- _Lesetext_:
.....

Prof. Dr. W. Graf Vitzthum Anfängerübung im öffentlichen Recht

Sommersemester 1997

Fall "Kunst in der Falle"

(Dr. A. Kämmerer)


Nachdem in den großen deutschen Auktionshäusern immer öfter Kunstgegenstände aus deutschen Sammlungen von ausländischen Museen und Kunstliebhabern ersteigert werden, während Bund und Länder aufgrund leerer Kassen nicht bis zum Schluß mitbieten können, befürchtet der Bund einen "Ausverkauf deutscher Kultur". Im Frühjahr 1990 wird ein (auf Art. 74 Nr. 5 GG gestütztes Bundes-) Gesetz zur Sicherung des Verbleibens deutscher Kunstgüter im Lande" erlassen, das dieser Entwicklung entgegenwirken soll. Nach den Bestimmungen dieses Gesetzes soll der Erwerb bestimmter Kunstgegenstände auf öffentlichen Kunstauktionen mit bis zu 25 % des Kaufpreises gefördert werden; dafür muß der Gegenstand "bis zum Ablauf des fünften Kalenderjahres seit dem Erwerb" in Deutschland verbleiben. Während dieser Zeit muß der Erwerber des Kunstgegenstandes - gleichsam als Ausgleich dafür, daß dieser nicht für eine staatliche Sammlung erworben werden konnte - diesen auf Verlangen mindestens einmal für eine bundesweite Kunstausstellung als temporäre Leihgabe zur Verfügung stellen, wofür das Gesetz noch Näheres bestimmt.

Der Kunsthändler B erwirbt auf deutschen Kunstauktionen Ende 1990 das Gemälde "Luther mit Bierhumpen" vom Lucas Cranach d.Ä. und Anfang 1992 das Bild "Komplettes Perplex" von Paul Klee. Der Bund fördert den Kauf der Bilder mit Zuschüssen in Höhe von 25 bzw. 15 % des Kaufpreises. Im März 1997 gerät B in finanzielle Schwierigkeiten und verhandelt deshalb über den Verkauf der beiden Bilder mit dem Sammler L aus Lugano, der an ihnen brennend interessiert ist.

.....

- _Aufgabenstellung 1_:
Beantworten Sie anhand des Sachverhalts zum Kunstgütergesetz folgende Fragen:
(a) Bis zu welchem Anteil des Kaufpreises soll das Gesetz den Erwerb bestimmter Kunstgegenstände fördern?
(b) Wann erwirbt B das Bild „Komplettes Perplex“?
(c) Woher stammt der Sammler L?
- _Aufgabenstellung 2_:
Führen Sie den Sachverhalt zum Kunstgütergesetz und zum Kunsthändler B nach dessen letztem Satz weiter.

.....

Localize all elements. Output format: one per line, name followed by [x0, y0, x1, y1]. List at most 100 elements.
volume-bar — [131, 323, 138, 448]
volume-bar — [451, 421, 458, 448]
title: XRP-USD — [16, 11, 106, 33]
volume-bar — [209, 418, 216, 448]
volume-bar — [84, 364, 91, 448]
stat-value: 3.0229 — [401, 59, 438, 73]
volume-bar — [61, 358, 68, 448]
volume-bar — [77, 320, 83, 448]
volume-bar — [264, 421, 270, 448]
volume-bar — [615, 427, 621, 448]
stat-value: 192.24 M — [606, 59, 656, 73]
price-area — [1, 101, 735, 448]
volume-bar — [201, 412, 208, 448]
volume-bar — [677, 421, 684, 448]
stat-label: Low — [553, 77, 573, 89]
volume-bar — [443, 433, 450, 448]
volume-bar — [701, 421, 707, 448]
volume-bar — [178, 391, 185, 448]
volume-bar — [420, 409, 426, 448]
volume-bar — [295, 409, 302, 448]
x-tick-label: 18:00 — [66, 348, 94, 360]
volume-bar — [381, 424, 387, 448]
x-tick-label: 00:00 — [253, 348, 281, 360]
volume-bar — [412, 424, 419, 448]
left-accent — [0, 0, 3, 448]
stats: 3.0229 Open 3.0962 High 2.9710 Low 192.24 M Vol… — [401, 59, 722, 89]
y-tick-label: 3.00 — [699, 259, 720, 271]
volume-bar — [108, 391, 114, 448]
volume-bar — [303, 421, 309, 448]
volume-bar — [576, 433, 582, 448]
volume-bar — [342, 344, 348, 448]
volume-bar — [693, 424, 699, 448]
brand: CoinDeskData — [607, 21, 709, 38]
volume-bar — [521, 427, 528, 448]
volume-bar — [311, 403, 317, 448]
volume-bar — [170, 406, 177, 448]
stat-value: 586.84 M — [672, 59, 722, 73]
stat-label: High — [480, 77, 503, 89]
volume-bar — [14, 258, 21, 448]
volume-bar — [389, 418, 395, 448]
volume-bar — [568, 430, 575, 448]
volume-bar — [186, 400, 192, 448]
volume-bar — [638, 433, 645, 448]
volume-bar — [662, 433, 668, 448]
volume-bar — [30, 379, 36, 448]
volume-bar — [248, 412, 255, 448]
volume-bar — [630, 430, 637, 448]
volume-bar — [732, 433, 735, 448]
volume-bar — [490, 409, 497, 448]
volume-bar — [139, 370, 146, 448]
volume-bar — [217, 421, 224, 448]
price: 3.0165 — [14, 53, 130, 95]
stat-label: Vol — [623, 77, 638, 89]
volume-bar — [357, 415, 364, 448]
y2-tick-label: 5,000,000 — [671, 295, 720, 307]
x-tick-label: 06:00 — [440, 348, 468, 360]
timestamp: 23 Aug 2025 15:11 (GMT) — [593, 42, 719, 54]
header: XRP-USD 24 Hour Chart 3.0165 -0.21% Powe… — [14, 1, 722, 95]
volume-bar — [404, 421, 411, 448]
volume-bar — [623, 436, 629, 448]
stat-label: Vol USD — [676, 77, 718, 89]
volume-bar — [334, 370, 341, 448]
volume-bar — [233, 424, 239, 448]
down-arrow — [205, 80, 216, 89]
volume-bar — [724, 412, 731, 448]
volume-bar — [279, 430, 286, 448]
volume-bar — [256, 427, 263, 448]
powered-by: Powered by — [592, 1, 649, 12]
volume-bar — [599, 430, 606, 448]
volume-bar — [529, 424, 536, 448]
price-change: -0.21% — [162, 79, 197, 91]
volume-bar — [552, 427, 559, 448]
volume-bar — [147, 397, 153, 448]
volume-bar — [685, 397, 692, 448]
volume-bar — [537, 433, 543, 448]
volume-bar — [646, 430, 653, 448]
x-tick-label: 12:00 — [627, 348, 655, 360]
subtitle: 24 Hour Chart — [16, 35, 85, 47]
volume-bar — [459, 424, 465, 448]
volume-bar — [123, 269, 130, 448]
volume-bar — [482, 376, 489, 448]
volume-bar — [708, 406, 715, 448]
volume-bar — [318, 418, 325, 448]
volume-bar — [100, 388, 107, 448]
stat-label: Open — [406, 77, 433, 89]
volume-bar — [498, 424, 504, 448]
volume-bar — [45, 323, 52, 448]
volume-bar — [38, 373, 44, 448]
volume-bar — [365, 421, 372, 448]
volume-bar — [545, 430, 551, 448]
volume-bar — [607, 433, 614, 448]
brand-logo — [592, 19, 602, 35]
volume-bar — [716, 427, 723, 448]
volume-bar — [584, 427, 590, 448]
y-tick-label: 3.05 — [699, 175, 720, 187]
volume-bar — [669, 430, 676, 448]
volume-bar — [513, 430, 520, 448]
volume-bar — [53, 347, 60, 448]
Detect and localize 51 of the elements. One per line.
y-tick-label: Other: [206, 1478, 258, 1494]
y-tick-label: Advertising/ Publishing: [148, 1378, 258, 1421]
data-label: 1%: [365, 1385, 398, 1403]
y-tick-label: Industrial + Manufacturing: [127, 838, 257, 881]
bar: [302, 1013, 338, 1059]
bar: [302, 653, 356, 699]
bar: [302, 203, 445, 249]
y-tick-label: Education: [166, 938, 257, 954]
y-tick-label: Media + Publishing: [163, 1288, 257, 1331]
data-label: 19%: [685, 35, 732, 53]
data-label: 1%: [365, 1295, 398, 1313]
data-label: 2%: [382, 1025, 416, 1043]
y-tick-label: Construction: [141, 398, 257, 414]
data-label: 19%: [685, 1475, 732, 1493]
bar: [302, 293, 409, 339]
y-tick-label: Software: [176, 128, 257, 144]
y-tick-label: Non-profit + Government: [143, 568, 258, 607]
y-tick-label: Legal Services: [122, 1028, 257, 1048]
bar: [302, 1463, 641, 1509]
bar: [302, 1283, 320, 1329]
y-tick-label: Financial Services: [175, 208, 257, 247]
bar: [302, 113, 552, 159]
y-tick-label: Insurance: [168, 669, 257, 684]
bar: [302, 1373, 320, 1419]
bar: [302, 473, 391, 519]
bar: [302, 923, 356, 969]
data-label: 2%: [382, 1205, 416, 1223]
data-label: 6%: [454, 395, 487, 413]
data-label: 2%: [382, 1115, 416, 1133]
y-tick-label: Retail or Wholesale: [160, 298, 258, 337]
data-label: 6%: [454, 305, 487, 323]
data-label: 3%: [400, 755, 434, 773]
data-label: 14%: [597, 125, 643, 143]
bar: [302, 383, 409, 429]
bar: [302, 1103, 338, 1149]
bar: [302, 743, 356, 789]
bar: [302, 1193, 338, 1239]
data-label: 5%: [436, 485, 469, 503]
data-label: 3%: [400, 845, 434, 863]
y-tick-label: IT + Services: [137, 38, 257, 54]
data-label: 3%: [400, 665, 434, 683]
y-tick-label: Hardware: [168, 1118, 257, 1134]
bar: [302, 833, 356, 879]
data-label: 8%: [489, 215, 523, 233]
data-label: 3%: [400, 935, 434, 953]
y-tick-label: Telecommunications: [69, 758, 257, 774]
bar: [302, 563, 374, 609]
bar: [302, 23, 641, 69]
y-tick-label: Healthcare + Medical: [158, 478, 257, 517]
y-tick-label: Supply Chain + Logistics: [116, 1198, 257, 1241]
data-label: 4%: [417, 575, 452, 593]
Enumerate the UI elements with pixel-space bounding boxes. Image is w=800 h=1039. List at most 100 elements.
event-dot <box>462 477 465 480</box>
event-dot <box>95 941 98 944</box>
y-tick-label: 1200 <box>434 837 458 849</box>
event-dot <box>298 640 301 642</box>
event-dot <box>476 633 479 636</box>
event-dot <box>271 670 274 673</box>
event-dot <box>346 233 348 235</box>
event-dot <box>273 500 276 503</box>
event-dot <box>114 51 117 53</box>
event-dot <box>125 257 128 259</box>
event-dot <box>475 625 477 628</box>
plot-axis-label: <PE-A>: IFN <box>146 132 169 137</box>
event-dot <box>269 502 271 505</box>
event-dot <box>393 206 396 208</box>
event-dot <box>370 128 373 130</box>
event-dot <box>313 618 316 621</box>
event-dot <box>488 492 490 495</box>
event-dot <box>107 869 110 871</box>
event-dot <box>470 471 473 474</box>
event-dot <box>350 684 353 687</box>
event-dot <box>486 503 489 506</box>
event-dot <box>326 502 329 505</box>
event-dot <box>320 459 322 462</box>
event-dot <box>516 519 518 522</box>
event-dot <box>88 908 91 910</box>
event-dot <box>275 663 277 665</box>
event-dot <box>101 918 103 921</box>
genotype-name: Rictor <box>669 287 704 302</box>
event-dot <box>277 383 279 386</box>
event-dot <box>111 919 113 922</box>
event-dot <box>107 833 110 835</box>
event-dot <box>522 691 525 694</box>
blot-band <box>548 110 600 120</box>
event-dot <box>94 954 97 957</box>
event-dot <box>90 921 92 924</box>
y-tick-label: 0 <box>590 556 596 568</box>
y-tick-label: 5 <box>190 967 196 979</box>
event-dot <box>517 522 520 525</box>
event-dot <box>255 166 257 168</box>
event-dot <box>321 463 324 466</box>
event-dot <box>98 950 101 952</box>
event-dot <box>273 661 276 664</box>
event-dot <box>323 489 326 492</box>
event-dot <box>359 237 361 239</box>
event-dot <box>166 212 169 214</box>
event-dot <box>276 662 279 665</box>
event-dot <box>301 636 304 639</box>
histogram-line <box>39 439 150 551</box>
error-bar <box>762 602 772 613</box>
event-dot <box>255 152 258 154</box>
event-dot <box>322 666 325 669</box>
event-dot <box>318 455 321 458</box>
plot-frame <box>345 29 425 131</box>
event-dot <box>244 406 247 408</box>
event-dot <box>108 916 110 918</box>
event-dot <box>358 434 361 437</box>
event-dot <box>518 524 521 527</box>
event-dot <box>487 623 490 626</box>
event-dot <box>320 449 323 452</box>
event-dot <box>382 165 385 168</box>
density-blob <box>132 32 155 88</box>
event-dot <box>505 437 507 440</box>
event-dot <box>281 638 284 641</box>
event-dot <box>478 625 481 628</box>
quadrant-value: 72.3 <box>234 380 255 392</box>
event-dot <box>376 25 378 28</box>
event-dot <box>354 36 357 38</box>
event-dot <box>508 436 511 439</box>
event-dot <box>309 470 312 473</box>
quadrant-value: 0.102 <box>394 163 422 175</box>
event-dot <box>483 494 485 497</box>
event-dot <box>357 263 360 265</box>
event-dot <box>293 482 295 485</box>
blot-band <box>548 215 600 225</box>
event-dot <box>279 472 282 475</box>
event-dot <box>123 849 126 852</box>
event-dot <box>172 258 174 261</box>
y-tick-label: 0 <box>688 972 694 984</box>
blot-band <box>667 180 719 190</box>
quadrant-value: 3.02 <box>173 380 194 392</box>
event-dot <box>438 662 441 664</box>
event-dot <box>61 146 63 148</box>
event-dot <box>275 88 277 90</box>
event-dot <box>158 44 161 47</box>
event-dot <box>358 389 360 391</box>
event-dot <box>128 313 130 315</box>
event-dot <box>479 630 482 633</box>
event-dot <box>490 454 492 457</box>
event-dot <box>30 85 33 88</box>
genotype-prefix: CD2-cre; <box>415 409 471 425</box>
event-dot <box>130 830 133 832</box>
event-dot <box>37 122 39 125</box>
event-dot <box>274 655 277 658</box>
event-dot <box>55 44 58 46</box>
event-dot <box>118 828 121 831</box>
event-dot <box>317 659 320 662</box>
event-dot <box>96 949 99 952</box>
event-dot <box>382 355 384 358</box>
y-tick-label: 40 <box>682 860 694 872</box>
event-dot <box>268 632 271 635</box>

.....

- _Lösung 1_:
(a) Bis zu 25 % des Kaufpreises.
(b) Anfang 1992.
(c) Aus Lugano.

- _Lösung 2_:
Inzwischen jedoch hat der Bundesgesetzgeber das "Gesetz zur Sicherung des Verbleibens deutscher Kunstgüter im Lande" novelliert. Da die Fünfjahresfrist bis zur "Freigabe" als zu kurz angesehen wird, wird das Gesetz in der Weise geändert, daß die Verbringungsbeschränkung und die verbundenen weiteren Pflichten "bis zum Ablauf des achten Kalenderjahres seit dem Erwerb" gelten. Bereits ausgelaufene Bindungen leben wieder auf. Der Bundesrat, dessen Mehrheit an dem Fortbestehen der Gesetzgebungskompetenz des Bundes erhebliche Zweifel hat, legt nach erfolglosem Vermittlungsverfahren gegen das Änderungsgesetz (gegen die Stimmen der Länder Baden-Württemberg, Bayern und Nordrhein-Westfalen) Einspruch ein. Der Bundestag weist diesen Einspruch mit 350 gegen 171 Stimmen bei 40 Enthaltungen zurück. Der Bundespräsident fertigt das Änderungsgesetz, für das der Zeitpunkt des Inkrafttretens nicht bestimmt ist, aus und läßt es im Bundesgesetzblatt vom 27.6.1996 verkünden.

Da L die Bilder nicht nur kaufen, sondern in angemessener Frist in die Schweiz ausführen will, bricht er die Vertragsverhandlungen mit B ab. B ist empört über die Gesetzesnovelle, die ihn nach seiner Auffassung möglicherweise in der Existenz bedroht.



Kann B mit Erfolg gegen das geänderte Gesetz das Bundesverfassungsgericht anrufen?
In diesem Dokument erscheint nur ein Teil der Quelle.